#### WRITTEN EXERCISE
Could you give the data again, starting at the beginning and ending at the line that contains "- node DS1 bottom: [582, 191, 586, 195]", and replace "capacitor" with "condenser" while leaving everything else unchanged?

#### TASK INPUT
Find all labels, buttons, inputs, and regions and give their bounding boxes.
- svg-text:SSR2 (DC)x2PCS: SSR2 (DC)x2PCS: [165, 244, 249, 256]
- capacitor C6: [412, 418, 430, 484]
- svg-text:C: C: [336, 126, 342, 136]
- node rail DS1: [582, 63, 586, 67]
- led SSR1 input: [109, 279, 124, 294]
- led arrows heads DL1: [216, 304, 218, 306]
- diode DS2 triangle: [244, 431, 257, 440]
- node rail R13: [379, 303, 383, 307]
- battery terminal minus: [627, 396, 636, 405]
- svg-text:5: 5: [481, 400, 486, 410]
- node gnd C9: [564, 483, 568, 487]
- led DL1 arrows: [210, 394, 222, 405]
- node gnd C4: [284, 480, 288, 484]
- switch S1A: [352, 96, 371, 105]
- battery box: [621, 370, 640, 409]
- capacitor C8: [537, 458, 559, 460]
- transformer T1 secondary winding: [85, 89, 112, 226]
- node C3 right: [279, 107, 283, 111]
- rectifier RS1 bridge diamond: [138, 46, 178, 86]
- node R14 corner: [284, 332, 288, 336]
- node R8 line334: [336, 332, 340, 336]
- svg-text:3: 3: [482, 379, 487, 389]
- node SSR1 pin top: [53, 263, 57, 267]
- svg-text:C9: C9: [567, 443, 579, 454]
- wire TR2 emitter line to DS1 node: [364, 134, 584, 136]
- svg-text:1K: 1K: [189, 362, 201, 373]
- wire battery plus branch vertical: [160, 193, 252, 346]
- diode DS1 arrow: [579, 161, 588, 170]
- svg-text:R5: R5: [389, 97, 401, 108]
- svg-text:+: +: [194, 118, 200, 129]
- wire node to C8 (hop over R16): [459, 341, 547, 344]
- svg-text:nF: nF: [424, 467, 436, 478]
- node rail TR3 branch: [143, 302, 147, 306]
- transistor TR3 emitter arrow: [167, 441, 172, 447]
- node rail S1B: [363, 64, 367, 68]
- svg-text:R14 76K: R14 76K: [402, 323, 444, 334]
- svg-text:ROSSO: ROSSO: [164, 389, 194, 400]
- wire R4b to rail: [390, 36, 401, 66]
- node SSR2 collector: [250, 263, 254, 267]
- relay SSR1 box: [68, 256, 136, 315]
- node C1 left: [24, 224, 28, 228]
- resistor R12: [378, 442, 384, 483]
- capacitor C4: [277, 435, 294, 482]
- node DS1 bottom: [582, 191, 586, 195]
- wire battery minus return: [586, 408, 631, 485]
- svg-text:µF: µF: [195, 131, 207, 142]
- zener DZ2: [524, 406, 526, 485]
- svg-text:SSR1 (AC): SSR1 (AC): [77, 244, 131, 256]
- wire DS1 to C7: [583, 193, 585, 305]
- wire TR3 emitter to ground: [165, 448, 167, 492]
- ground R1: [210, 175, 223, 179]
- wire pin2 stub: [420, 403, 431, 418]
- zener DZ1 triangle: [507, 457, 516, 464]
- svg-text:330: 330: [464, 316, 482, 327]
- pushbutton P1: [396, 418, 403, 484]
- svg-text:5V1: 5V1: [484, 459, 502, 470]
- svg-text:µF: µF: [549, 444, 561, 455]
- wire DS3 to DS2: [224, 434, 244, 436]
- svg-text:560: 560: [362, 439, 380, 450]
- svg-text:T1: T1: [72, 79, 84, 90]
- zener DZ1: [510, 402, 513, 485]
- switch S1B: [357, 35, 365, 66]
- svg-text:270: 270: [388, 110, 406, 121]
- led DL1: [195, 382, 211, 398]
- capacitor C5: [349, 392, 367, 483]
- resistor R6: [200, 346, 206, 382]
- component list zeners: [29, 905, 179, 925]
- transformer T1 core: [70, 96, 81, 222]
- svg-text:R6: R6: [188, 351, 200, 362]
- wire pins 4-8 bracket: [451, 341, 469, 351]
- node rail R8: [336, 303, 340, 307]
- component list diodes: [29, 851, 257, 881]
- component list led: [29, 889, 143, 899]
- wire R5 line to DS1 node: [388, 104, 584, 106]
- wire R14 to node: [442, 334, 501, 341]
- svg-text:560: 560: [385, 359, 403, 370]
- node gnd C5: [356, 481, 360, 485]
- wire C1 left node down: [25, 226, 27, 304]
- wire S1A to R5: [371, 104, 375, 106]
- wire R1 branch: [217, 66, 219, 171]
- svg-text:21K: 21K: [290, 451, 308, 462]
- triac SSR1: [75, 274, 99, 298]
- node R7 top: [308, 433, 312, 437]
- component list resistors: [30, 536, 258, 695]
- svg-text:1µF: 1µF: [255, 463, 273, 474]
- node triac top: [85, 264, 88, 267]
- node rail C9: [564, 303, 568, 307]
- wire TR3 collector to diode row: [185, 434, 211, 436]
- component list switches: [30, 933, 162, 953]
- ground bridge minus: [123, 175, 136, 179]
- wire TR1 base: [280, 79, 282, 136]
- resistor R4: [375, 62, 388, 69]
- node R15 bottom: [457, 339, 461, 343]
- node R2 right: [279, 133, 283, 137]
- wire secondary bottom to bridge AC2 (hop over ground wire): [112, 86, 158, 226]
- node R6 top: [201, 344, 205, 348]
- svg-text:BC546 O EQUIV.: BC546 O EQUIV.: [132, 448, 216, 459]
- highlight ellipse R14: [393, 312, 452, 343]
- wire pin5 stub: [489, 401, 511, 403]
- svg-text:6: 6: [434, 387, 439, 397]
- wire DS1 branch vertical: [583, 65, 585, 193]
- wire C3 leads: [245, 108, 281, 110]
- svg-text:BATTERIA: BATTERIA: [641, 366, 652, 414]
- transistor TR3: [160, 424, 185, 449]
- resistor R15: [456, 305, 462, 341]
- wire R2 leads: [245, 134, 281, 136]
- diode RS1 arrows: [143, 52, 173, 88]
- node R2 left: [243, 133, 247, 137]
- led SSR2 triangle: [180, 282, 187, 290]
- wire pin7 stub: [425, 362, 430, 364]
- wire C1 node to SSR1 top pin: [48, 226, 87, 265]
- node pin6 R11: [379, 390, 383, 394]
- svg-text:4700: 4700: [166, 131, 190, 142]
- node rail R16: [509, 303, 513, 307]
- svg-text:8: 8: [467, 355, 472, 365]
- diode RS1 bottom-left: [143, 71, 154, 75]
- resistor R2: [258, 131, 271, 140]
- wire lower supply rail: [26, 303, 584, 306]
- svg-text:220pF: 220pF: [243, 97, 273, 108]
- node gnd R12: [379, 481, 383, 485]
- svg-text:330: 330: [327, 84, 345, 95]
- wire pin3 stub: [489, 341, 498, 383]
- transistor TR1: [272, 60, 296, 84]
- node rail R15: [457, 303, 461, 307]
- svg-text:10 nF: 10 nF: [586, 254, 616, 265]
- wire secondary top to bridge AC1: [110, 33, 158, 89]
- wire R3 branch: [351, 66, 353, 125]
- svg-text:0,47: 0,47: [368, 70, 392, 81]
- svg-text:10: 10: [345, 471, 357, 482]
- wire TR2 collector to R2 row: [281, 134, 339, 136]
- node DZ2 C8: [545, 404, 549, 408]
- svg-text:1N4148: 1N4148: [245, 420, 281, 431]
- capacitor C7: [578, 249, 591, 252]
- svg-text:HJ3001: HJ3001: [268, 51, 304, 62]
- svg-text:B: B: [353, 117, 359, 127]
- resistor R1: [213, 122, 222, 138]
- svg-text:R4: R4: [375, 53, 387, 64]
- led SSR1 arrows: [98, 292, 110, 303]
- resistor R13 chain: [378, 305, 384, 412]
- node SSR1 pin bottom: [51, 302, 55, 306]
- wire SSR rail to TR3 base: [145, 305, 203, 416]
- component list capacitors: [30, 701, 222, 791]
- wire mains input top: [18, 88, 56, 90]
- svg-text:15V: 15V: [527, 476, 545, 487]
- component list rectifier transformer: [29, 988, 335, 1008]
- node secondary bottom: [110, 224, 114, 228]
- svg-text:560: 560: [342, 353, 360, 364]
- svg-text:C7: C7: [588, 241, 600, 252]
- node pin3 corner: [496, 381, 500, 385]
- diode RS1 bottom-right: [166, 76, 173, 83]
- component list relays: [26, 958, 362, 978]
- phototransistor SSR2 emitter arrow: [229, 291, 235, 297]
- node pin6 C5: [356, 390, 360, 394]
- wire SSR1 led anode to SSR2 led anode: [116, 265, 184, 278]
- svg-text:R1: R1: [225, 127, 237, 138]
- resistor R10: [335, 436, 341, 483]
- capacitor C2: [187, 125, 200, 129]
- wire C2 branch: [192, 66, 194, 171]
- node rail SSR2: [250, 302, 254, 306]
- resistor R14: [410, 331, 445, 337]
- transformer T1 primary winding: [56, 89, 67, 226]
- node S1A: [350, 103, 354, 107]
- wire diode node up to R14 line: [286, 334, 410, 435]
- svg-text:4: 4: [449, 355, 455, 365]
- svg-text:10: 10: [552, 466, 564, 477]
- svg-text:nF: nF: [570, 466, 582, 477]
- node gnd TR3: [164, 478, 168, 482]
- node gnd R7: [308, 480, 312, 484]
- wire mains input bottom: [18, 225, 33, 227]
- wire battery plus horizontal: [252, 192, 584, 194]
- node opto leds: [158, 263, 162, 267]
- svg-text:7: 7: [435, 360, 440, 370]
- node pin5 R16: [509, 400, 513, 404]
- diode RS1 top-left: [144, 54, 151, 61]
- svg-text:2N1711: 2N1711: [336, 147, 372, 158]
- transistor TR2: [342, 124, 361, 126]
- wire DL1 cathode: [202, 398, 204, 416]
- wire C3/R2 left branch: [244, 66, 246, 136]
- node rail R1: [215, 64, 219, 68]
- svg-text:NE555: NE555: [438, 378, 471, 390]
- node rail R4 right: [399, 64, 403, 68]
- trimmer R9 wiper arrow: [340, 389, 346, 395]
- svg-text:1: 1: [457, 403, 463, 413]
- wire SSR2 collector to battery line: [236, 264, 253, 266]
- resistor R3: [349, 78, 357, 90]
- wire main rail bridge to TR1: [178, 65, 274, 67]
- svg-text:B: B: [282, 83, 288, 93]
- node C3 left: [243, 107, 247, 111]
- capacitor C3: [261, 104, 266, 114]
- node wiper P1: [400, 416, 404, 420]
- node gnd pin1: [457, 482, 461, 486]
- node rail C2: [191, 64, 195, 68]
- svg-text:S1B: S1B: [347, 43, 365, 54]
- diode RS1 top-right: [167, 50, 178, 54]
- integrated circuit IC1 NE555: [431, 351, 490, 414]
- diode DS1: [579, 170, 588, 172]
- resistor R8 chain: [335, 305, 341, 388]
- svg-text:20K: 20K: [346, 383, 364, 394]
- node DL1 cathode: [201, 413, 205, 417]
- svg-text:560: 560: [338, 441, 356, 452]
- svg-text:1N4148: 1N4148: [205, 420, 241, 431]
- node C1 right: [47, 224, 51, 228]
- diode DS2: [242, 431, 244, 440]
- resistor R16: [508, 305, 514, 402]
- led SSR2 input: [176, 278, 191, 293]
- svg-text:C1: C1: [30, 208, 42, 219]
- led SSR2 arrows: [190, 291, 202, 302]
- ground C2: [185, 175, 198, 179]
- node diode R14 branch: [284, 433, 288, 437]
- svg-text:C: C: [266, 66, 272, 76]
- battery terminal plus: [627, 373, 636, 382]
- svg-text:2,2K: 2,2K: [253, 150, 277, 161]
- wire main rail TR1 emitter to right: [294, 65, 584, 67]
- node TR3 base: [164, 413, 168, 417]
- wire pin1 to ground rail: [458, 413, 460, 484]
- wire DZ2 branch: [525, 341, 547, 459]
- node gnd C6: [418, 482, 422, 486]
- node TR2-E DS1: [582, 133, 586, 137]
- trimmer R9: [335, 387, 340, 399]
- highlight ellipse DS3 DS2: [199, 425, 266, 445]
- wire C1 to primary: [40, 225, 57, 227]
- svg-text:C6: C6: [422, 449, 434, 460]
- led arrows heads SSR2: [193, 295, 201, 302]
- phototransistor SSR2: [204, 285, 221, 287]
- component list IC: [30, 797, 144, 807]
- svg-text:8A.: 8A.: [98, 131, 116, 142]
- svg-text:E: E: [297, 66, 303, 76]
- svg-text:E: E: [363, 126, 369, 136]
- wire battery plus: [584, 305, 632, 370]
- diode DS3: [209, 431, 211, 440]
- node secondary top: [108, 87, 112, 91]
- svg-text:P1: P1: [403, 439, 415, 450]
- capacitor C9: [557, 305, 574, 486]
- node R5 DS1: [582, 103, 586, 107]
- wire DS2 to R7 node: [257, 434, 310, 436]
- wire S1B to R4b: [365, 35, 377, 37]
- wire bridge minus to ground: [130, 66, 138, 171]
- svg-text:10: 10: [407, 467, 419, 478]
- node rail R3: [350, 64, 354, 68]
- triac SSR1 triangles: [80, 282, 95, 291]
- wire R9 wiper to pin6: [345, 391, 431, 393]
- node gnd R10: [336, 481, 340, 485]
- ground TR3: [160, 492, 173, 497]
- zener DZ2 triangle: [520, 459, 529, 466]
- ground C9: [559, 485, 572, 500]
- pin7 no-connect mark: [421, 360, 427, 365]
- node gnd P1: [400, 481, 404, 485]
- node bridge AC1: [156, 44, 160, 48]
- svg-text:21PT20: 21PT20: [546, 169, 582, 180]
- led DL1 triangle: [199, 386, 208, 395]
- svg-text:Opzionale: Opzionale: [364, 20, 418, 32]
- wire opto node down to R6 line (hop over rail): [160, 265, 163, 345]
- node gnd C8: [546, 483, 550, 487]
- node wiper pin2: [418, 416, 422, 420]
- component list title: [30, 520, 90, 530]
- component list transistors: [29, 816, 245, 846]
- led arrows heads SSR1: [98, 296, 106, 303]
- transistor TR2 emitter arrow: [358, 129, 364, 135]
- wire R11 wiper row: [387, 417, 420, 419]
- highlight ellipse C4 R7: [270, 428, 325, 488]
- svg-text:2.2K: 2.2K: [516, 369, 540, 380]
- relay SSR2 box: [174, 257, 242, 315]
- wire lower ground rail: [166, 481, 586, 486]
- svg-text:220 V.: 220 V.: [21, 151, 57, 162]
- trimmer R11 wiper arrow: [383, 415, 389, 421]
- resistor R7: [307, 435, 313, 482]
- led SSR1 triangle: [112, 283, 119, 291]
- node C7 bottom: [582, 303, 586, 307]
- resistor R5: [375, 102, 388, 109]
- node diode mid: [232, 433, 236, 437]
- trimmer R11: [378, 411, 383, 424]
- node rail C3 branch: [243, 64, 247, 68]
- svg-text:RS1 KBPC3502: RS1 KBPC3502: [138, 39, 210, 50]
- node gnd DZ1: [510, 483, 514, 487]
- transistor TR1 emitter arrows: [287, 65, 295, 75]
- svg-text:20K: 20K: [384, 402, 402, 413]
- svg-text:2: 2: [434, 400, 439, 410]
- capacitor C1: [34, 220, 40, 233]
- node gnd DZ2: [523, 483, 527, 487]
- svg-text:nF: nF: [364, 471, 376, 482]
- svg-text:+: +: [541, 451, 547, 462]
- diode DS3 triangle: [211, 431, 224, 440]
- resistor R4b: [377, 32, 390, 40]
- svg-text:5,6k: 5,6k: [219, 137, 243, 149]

#### THE ANSWER
Find all labels, buttons, inputs, and regions and give their bounding boxes.
- svg-text:SSR2 (DC)x2PCS: SSR2 (DC)x2PCS: [165, 244, 249, 256]
- condenser C6: [412, 418, 430, 484]
- svg-text:C: C: [336, 126, 342, 136]
- node rail DS1: [582, 63, 586, 67]
- led SSR1 input: [109, 279, 124, 294]
- led arrows heads DL1: [216, 304, 218, 306]
- diode DS2 triangle: [244, 431, 257, 440]
- node rail R13: [379, 303, 383, 307]
- battery terminal minus: [627, 396, 636, 405]
- svg-text:5: 5: [481, 400, 486, 410]
- node gnd C9: [564, 483, 568, 487]
- led DL1 arrows: [210, 394, 222, 405]
- node gnd C4: [284, 480, 288, 484]
- switch S1A: [352, 96, 371, 105]
- battery box: [621, 370, 640, 409]
- condenser C8: [537, 458, 559, 460]
- transformer T1 secondary winding: [85, 89, 112, 226]
- node C3 right: [279, 107, 283, 111]
- rectifier RS1 bridge diamond: [138, 46, 178, 86]
- node R14 corner: [284, 332, 288, 336]
- node R8 line334: [336, 332, 340, 336]
- svg-text:3: 3: [482, 379, 487, 389]
- node SSR1 pin top: [53, 263, 57, 267]
- svg-text:C9: C9: [567, 443, 579, 454]
- wire TR2 emitter line to DS1 node: [364, 134, 584, 136]
- svg-text:1K: 1K: [189, 362, 201, 373]
- wire battery plus branch vertical: [160, 193, 252, 346]
- diode DS1 arrow: [579, 161, 588, 170]
- svg-text:R5: R5: [389, 97, 401, 108]
- svg-text:+: +: [194, 118, 200, 129]
- wire node to C8 (hop over R16): [459, 341, 547, 344]
- svg-text:nF: nF: [424, 467, 436, 478]
- node rail TR3 branch: [143, 302, 147, 306]
- transistor TR3 emitter arrow: [167, 441, 172, 447]
- node rail S1B: [363, 64, 367, 68]
- svg-text:R14 76K: R14 76K: [402, 323, 444, 334]
- svg-text:ROSSO: ROSSO: [164, 389, 194, 400]
- wire R4b to rail: [390, 36, 401, 66]
- node SSR2 collector: [250, 263, 254, 267]
- relay SSR1 box: [68, 256, 136, 315]
- node C1 left: [24, 224, 28, 228]
- resistor R12: [378, 442, 384, 483]
- condenser C4: [277, 435, 294, 482]
- node DS1 bottom: [582, 191, 586, 195]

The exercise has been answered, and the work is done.